Please write out the complete listing that follows, exactly as it reads.

──────── Data rows ────────

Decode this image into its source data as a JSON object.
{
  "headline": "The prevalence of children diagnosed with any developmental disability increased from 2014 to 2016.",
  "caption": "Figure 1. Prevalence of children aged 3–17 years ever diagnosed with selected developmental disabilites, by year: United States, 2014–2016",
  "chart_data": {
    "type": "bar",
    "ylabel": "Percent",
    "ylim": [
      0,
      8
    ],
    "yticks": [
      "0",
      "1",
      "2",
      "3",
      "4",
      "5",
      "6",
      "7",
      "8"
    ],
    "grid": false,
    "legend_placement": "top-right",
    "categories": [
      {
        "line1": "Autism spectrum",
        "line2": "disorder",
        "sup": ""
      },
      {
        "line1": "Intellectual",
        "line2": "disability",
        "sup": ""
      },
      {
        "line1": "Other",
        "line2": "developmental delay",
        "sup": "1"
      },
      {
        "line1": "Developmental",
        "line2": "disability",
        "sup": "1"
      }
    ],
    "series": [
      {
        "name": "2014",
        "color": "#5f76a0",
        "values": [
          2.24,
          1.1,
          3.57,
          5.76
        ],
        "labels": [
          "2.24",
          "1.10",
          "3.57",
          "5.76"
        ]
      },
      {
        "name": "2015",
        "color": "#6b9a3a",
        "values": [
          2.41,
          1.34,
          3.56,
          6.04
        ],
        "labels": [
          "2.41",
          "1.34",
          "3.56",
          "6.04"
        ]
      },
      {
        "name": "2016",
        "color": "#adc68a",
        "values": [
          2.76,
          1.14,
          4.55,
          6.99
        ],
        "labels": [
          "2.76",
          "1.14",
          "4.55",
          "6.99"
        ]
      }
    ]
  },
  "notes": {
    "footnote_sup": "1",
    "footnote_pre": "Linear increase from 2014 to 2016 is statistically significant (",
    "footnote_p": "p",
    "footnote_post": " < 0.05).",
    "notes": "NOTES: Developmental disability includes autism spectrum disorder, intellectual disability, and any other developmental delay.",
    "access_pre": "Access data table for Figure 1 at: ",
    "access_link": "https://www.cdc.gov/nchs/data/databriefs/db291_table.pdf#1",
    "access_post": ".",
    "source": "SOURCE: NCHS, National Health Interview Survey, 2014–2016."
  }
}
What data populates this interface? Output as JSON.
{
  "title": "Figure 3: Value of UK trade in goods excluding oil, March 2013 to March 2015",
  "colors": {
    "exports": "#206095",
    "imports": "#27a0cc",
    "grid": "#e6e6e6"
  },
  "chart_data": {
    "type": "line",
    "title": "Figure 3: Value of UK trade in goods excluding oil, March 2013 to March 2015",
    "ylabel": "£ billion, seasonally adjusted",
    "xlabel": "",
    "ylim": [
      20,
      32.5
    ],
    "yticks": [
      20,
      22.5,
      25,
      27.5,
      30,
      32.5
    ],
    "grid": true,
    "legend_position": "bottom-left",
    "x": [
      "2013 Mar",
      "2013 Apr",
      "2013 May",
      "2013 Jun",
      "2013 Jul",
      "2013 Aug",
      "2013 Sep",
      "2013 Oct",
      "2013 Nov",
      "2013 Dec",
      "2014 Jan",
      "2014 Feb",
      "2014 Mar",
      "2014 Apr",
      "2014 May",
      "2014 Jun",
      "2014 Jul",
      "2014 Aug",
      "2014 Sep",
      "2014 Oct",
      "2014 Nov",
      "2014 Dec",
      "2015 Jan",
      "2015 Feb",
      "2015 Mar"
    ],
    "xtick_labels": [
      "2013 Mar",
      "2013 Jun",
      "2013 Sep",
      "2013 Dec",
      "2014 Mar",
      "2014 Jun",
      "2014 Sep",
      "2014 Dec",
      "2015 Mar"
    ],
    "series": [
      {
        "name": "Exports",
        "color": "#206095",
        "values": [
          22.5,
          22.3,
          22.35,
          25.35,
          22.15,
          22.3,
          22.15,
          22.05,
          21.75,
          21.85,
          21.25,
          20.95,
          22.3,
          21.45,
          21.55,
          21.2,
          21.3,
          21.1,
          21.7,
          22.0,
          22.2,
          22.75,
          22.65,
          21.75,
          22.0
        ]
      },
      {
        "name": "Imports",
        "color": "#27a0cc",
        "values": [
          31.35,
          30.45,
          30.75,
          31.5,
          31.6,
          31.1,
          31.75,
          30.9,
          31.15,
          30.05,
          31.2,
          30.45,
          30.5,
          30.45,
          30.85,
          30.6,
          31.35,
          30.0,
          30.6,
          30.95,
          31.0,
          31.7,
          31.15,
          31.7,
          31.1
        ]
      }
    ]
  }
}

────────

Full solution |
Decode this image into its source data as a JSON object.
{
  "headline": "The prevalence of children diagnosed with any developmental disability increased from 2014 to 2016.",
  "caption": "Figure 1. Prevalence of children aged 3–17 years ever diagnosed with selected developmental disabilites, by year: United States, 2014–2016",
  "chart_data": {
    "type": "bar",
    "ylabel": "Percent",
    "ylim": [
      0,
      8
    ],
    "yticks": [
      "0",
      "1",
      "2",
      "3",
      "4",
      "5",
      "6",
      "7",
      "8"
    ],
    "grid": false,
    "legend_placement": "top-right",
    "categories": [
      {
        "line1": "Autism spectrum",
        "line2": "disorder",
        "sup": ""
      },
      {
        "line1": "Intellectual",
        "line2": "disability",
        "sup": ""
      },
      {
        "line1": "Other",
        "line2": "developmental delay",
        "sup": "1"
      },
      {
        "line1": "Developmental",
        "line2": "disability",
        "sup": "1"
      }
    ],
    "series": [
      {
        "name": "2014",
        "color": "#5f76a0",
        "values": [
          2.24,
          1.1,
          3.57,
          5.76
        ],
        "labels": [
          "2.24",
          "1.10",
          "3.57",
          "5.76"
        ]
      },
      {
        "name": "2015",
        "color": "#6b9a3a",
        "values": [
          2.41,
          1.34,
          3.56,
          6.04
        ],
        "labels": [
          "2.41",
          "1.34",
          "3.56",
          "6.04"
        ]
      },
      {
        "name": "2016",
        "color": "#adc68a",
        "values": [
          2.76,
          1.14,
          4.55,
          6.99
        ],
        "labels": [
          "2.76",
          "1.14",
          "4.55",
          "6.99"
        ]
      }
    ]
  },
  "notes": {
    "footnote_sup": "1",
    "footnote_pre": "Linear increase from 2014 to 2016 is statistically significant (",
    "footnote_p": "p",
    "footnote_post": " < 0.05).",
    "notes": "NOTES: Developmental disability includes autism spectrum disorder, intellectual disability, and any other developmental delay.",
    "access_pre": "Access data table for Figure 1 at: ",
    "access_link": "https://www.cdc.gov/nchs/data/databriefs/db291_table.pdf#1",
    "access_post": ".",
    "source": "SOURCE: NCHS, National Health Interview Survey, 2014–2016."
  }
}
What data populates this interface? Output as JSON.
{
  "title": "Figure 3: Value of UK trade in goods excluding oil, March 2013 to March 2015",
  "colors": {
    "exports": "#206095",
    "imports": "#27a0cc",
    "grid": "#e6e6e6"
  },
  "chart_data": {
    "type": "line",
    "title": "Figure 3: Value of UK trade in goods excluding oil, March 2013 to March 2015",
    "ylabel": "£ billion, seasonally adjusted",
    "xlabel": "",
    "ylim": [
      20,
      32.5
    ],
    "yticks": [
      20,
      22.5,
      25,
      27.5,
      30,
      32.5
    ],
    "grid": true,
    "legend_position": "bottom-left",
    "x": [
      "2013 Mar",
      "2013 Apr",
      "2013 May",
      "2013 Jun",
      "2013 Jul",
      "2013 Aug",
      "2013 Sep",
      "2013 Oct",
      "2013 Nov",
      "2013 Dec",
      "2014 Jan",
      "2014 Feb",
      "2014 Mar",
      "2014 Apr",
      "2014 May",
      "2014 Jun",
      "2014 Jul",
      "2014 Aug",
      "2014 Sep",
      "2014 Oct",
      "2014 Nov",
      "2014 Dec",
      "2015 Jan",
      "2015 Feb",
      "2015 Mar"
    ],
    "xtick_labels": [
      "2013 Mar",
      "2013 Jun",
      "2013 Sep",
      "2013 Dec",
      "2014 Mar",
      "2014 Jun",
      "2014 Sep",
      "2014 Dec",
      "2015 Mar"
    ],
    "series": [
      {
        "name": "Exports",
        "color": "#206095",
        "values": [
          22.5,
          22.3,
          22.35,
          25.35,
          22.15,
          22.3,
          22.15,
          22.05,
          21.75,
          21.85,
          21.25,
          20.95,
          22.3,
          21.45,
          21.55,
          21.2,
          21.3,
          21.1,
          21.7,
          22.0,
          22.2,
          22.75,
          22.65,
          21.75,
          22.0
        ]
      },
      {
        "name": "Imports",
        "color": "#27a0cc",
        "values": [
          31.35,
          30.45,
          30.75,
          31.5,
          31.6,
          31.1,
          31.75,
          30.9,
          31.15,
          30.05,
          31.2,
          30.45,
          30.5,
          30.45,
          30.85,
          30.6,
          31.35,
          30.0,
          30.6,
          30.95,
          31.0,
          31.7,
          31.15,
          31.7,
          31.1
        ]
      }
    ]
  }
}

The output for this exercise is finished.